[Material for the task start]

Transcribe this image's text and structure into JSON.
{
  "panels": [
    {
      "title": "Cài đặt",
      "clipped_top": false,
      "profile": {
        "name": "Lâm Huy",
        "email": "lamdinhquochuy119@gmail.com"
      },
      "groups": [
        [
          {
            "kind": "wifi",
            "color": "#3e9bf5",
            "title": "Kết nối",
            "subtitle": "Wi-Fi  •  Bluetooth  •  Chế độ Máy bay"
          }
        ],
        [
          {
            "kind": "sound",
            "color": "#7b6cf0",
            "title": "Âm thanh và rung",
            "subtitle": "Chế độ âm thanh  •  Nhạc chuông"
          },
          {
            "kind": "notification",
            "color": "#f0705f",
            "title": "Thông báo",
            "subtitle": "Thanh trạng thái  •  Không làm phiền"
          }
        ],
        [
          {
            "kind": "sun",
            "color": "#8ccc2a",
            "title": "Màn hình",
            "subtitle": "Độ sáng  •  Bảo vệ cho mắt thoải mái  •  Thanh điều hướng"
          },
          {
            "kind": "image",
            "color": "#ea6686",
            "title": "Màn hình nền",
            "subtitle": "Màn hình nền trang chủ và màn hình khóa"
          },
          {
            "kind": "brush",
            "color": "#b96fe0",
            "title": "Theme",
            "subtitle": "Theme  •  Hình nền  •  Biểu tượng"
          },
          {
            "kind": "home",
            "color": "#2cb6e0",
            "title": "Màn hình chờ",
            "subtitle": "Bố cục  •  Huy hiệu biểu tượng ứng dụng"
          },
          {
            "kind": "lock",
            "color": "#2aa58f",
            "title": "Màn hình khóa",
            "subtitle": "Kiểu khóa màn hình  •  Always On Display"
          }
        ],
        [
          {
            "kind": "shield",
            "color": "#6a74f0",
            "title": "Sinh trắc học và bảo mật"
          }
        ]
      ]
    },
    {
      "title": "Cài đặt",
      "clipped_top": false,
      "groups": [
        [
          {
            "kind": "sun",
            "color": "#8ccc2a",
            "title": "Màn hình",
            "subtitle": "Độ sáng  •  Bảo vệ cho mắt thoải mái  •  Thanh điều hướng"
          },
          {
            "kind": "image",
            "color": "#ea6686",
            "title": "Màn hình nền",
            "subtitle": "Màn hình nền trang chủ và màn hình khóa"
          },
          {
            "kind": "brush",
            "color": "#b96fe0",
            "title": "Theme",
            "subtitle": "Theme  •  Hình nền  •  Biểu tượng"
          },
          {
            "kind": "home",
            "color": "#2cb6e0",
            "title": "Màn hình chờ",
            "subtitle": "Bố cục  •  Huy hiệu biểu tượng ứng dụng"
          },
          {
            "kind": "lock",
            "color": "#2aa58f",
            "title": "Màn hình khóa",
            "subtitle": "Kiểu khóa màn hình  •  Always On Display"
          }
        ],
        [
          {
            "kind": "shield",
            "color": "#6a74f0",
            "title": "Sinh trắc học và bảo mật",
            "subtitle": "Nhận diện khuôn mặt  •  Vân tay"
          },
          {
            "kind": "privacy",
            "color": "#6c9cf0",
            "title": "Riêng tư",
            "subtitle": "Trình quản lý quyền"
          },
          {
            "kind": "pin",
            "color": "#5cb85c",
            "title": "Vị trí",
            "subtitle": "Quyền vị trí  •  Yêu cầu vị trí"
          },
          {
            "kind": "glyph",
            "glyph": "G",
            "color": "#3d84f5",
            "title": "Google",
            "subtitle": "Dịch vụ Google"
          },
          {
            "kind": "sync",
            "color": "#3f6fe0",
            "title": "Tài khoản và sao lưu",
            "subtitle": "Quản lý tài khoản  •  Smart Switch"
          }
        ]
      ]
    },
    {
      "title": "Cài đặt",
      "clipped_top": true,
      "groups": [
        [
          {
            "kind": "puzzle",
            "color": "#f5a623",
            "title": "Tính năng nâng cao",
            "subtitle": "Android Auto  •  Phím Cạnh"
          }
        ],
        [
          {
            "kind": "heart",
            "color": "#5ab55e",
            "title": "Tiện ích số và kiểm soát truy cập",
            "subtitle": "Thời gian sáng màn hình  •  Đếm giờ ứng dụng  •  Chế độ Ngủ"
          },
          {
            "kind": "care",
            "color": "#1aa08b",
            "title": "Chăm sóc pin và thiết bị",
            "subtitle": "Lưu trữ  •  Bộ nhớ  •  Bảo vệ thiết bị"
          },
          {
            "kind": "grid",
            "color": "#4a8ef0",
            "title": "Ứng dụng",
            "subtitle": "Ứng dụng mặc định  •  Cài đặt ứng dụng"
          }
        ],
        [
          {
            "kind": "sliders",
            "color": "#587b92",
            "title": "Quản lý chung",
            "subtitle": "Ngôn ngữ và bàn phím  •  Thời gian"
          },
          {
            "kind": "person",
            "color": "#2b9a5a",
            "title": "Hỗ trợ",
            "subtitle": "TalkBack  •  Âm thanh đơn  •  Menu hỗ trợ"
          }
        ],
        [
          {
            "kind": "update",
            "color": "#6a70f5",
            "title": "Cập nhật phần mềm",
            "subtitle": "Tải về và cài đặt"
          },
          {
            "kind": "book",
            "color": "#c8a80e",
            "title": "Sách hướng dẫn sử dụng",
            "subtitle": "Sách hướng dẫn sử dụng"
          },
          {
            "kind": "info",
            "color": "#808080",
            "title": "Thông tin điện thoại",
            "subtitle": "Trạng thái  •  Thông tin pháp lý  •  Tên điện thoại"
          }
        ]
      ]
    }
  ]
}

[Material for the task end]

Problem details: In the records above, find each line that holds the word "Thông"; copy all such lines.

Solution for this task:
            "title": "Thông báo",
            "title": "Thông tin điện thoại",
            "subtitle": "Trạng thái  •  Thông tin pháp lý  •  Tên điện thoại"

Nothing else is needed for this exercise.